### Direction
Where the data below has the string "Effleurer", return the whole line.

### Source data
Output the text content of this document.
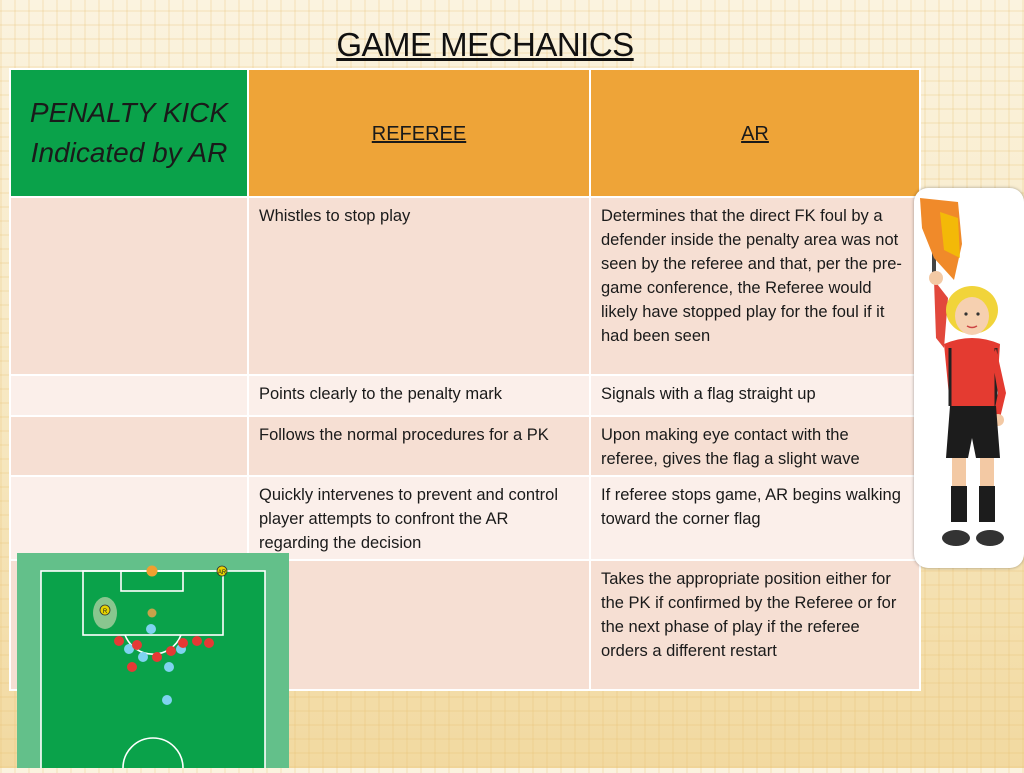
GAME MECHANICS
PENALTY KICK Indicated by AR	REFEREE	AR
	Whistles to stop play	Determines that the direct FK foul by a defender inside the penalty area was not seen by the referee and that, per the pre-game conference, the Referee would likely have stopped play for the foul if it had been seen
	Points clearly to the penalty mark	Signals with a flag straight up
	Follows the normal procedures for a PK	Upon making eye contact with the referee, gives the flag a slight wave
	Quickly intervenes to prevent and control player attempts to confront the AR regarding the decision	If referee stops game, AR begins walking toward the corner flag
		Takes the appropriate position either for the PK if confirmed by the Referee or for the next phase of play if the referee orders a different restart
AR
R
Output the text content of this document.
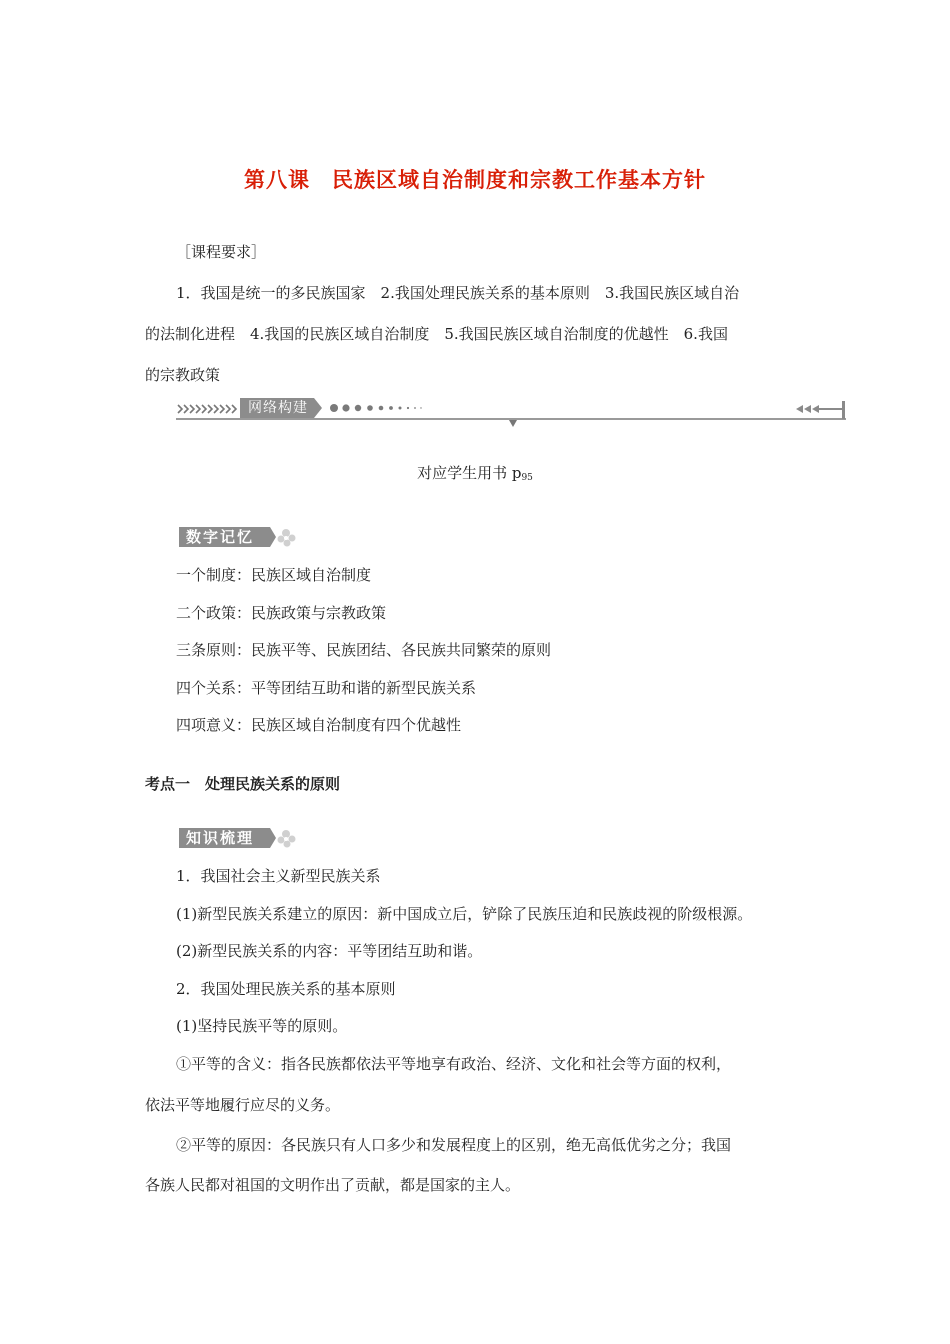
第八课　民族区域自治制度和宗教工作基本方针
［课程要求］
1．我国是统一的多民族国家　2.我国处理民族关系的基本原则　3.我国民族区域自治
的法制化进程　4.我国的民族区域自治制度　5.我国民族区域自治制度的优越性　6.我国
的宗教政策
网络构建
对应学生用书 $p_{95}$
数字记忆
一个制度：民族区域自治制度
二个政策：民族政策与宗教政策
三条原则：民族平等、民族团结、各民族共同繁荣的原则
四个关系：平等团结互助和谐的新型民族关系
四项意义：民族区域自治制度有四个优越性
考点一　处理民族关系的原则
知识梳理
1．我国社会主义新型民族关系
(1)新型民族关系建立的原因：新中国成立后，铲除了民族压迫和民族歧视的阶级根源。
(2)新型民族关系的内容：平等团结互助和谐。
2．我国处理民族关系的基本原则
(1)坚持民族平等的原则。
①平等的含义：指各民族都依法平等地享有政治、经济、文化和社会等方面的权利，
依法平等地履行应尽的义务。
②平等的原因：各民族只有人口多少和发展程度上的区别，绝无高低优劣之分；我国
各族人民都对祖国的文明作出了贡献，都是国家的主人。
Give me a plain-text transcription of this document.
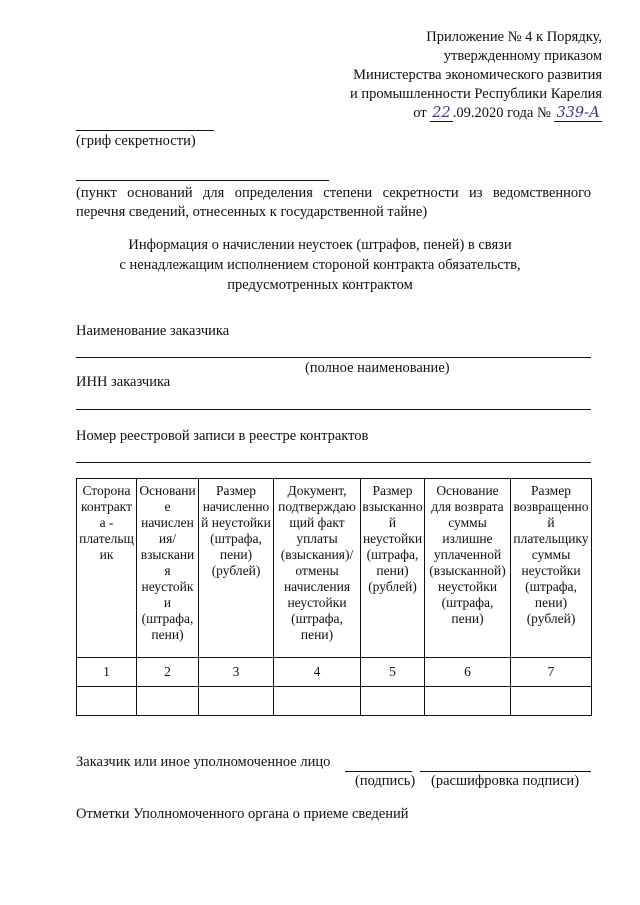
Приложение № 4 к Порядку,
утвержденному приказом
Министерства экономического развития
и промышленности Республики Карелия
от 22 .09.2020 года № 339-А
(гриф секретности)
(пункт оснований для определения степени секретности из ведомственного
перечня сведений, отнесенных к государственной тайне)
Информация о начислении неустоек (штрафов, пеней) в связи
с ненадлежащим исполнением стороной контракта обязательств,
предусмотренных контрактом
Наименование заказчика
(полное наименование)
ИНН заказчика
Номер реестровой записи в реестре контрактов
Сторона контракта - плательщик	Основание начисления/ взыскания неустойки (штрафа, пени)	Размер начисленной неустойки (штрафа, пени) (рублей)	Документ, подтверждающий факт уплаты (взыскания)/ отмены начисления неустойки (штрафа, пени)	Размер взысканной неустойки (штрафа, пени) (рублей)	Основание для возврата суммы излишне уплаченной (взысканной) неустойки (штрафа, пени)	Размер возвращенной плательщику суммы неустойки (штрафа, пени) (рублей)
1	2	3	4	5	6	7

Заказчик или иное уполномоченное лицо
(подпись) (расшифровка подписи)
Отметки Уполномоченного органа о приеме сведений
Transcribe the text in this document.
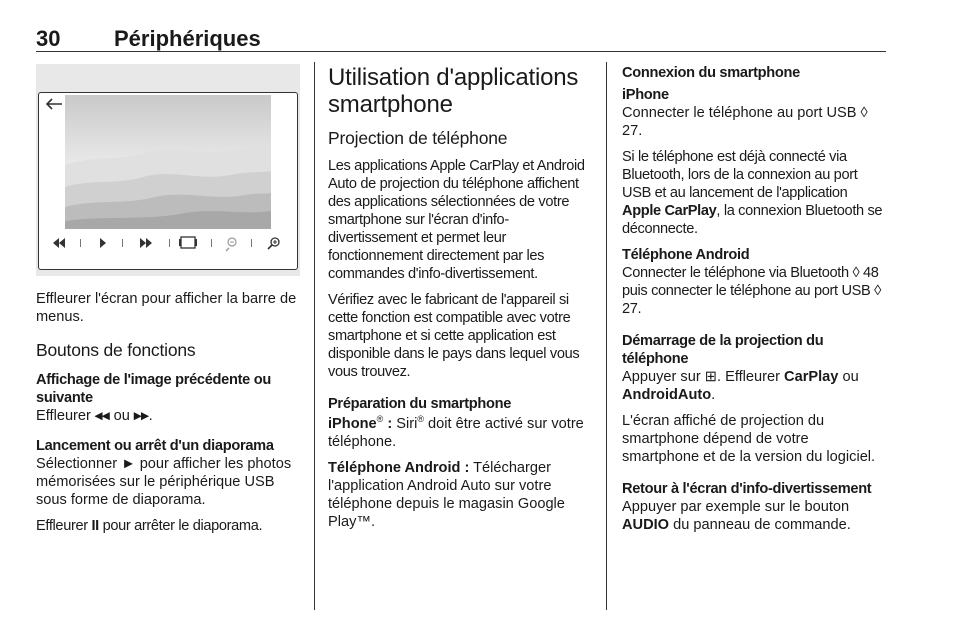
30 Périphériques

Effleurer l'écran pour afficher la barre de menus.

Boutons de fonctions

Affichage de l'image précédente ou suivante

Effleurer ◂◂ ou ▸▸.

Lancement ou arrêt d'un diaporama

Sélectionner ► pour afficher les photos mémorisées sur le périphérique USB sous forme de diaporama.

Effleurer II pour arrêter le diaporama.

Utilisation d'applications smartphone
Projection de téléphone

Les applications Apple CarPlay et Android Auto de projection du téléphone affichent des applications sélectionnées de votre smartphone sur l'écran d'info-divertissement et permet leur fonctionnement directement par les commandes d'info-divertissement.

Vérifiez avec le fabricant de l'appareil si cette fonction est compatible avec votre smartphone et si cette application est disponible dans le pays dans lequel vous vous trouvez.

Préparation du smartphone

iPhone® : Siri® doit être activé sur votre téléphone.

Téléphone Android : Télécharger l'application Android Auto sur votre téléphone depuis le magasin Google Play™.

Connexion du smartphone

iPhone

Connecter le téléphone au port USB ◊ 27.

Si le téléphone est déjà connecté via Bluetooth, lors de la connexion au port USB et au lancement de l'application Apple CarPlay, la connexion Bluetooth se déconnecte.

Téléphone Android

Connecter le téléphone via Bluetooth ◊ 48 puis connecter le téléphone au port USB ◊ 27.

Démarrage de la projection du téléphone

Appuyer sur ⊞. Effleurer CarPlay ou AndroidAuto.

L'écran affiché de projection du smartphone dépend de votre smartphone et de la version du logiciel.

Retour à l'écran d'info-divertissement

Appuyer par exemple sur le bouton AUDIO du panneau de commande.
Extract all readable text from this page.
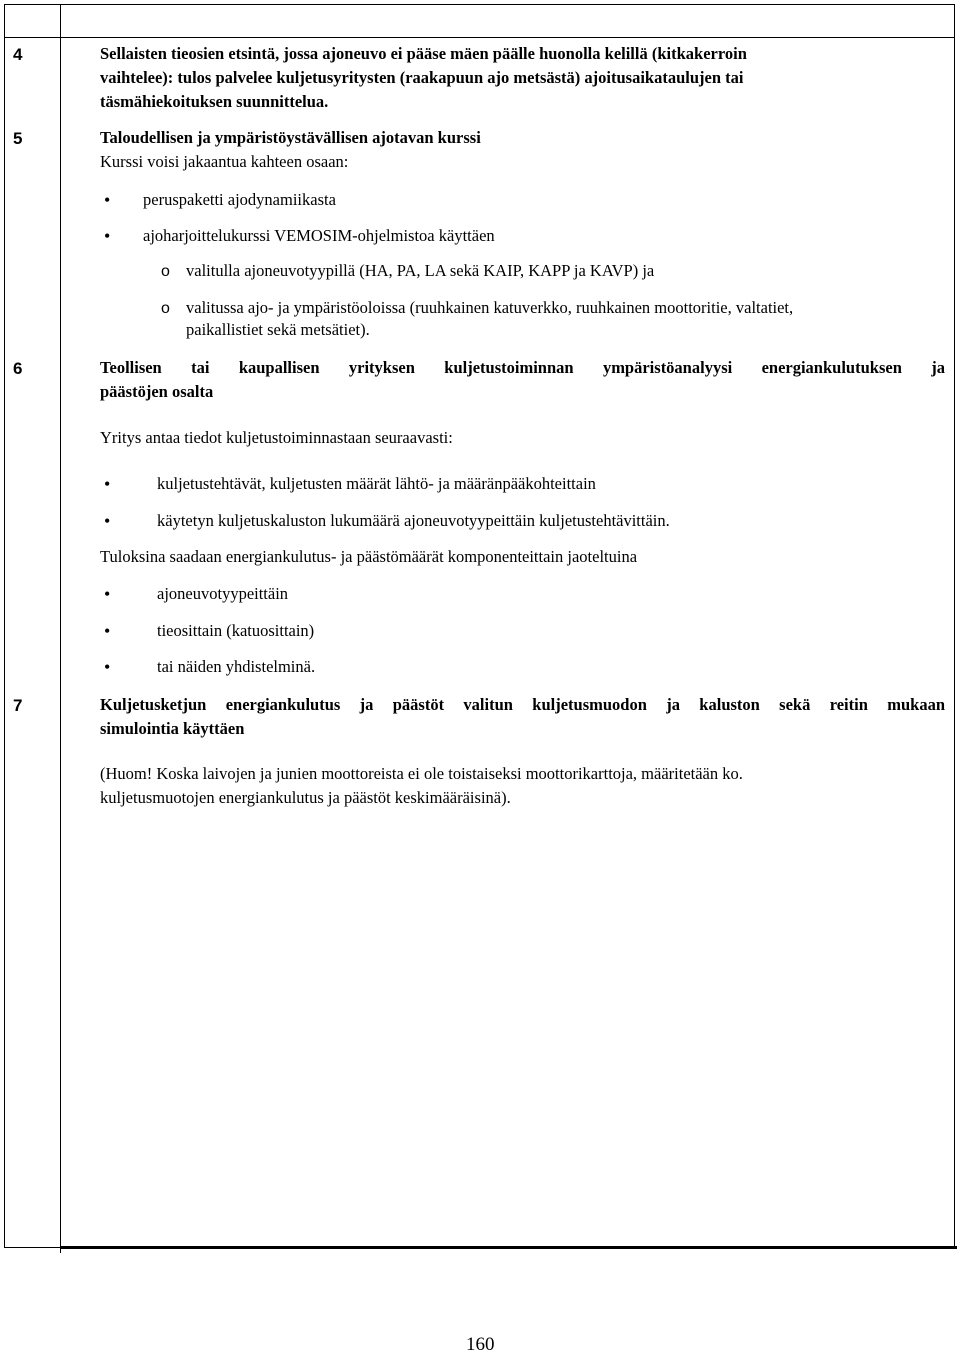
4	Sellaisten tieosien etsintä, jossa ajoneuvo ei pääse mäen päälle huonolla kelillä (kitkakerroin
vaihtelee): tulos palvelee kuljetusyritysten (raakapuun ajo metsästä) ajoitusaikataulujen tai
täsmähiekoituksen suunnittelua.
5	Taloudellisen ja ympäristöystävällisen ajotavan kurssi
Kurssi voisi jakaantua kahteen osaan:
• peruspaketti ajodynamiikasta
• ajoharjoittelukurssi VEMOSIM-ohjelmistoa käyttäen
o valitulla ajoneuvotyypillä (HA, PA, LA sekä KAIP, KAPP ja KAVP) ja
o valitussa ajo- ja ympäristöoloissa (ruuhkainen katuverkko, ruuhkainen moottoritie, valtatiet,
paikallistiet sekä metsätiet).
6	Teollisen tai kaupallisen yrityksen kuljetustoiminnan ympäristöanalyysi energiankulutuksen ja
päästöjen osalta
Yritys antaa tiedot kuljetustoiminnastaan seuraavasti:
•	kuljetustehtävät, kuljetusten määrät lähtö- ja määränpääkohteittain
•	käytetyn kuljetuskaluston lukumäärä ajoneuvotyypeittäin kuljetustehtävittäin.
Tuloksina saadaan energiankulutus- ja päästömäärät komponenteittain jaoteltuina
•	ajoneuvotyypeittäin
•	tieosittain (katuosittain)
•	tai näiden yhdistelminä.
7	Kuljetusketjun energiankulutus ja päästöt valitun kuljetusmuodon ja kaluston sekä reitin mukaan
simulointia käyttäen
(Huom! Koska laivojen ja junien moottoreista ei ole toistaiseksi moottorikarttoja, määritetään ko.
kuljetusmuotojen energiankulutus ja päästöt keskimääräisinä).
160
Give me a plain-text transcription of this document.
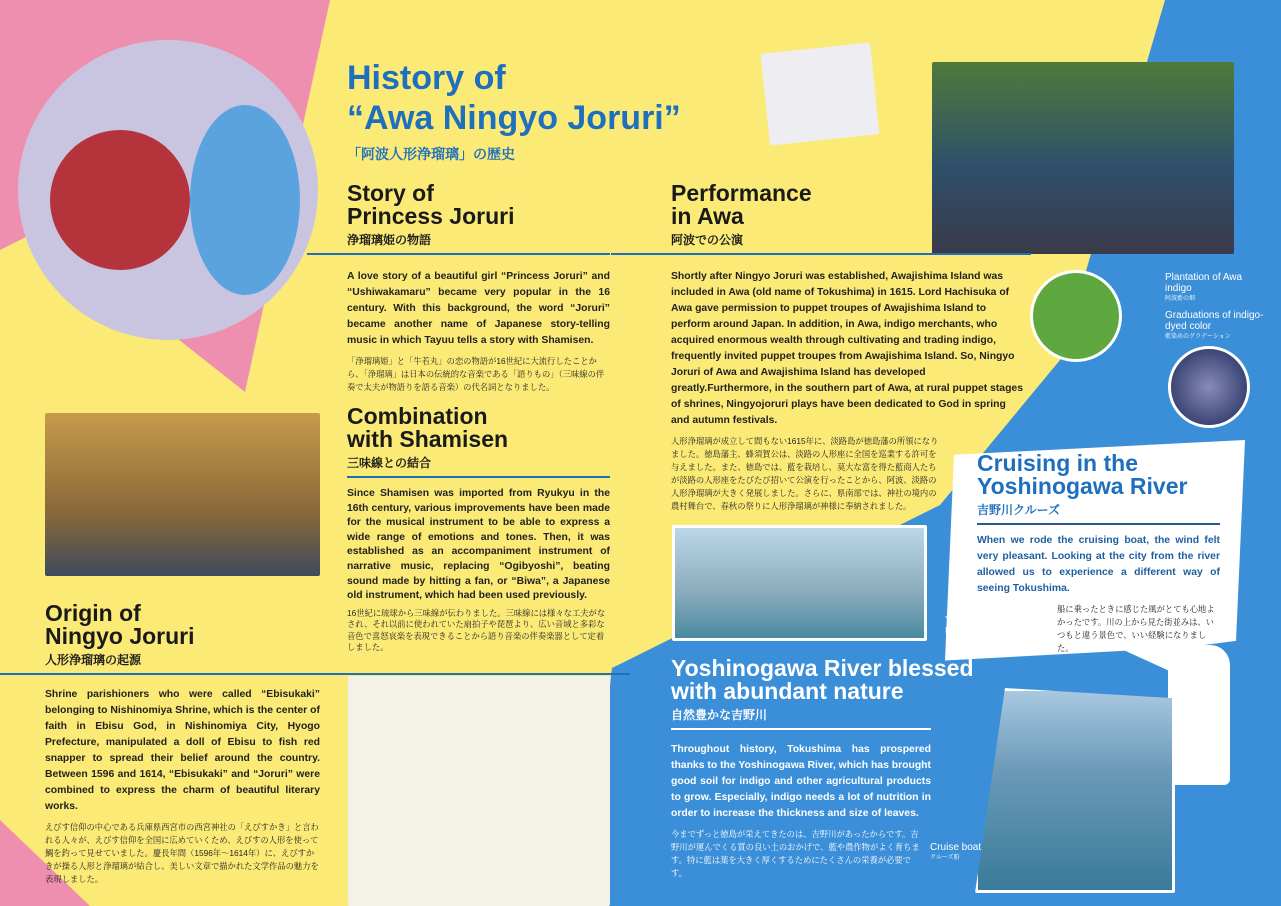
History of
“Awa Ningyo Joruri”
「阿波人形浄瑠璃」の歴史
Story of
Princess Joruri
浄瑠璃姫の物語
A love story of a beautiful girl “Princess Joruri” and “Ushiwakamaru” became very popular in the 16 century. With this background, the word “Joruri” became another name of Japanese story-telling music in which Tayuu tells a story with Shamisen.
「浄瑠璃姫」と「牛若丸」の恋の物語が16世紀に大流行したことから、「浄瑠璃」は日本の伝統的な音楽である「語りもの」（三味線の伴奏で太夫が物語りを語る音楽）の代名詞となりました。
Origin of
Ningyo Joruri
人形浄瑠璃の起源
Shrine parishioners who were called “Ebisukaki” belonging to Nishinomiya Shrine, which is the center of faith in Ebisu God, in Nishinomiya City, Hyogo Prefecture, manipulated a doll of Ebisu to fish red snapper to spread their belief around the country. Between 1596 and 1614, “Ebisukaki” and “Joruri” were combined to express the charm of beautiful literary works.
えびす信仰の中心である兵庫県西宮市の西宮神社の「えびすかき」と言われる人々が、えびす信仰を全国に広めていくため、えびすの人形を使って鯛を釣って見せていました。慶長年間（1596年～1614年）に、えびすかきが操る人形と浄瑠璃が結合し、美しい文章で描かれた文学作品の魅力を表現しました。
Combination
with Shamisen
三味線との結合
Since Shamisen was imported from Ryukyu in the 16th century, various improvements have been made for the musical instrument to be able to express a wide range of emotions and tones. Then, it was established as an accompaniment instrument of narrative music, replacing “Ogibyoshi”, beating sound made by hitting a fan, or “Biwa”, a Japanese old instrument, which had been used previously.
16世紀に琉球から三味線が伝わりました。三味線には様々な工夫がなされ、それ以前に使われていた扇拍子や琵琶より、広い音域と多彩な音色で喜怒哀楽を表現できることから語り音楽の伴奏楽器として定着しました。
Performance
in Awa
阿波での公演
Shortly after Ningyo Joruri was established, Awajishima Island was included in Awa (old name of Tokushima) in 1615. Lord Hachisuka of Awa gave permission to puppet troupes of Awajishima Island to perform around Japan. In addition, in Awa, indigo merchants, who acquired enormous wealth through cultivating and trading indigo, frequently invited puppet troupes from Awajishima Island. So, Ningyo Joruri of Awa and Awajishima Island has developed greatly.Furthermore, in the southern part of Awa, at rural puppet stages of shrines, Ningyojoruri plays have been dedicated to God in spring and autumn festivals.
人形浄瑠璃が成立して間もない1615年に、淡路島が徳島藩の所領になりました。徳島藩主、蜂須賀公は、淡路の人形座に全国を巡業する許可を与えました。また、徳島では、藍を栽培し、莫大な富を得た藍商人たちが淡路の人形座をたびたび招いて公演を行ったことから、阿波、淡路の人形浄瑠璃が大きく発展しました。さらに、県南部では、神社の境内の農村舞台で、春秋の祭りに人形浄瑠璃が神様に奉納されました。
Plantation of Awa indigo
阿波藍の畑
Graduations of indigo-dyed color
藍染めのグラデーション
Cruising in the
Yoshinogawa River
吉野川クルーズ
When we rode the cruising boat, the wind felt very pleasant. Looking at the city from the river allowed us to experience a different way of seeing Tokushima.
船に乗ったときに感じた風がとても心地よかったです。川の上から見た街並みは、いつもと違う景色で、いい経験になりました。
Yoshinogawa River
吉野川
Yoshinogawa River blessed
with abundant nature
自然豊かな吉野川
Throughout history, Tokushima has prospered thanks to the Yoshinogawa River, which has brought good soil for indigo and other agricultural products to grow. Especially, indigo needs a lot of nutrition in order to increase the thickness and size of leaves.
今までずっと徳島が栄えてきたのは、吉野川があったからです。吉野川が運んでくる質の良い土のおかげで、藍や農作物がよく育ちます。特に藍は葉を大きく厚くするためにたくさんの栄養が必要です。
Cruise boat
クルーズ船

### Written answer
Effleurer l'écran pour afficher la barre de menus.
Effleurer ◂◂ ou ▸▸.
Effleurer II pour arrêter le diaporama.
Appuyer sur ⊞. Effleurer CarPlay ou AndroidAuto.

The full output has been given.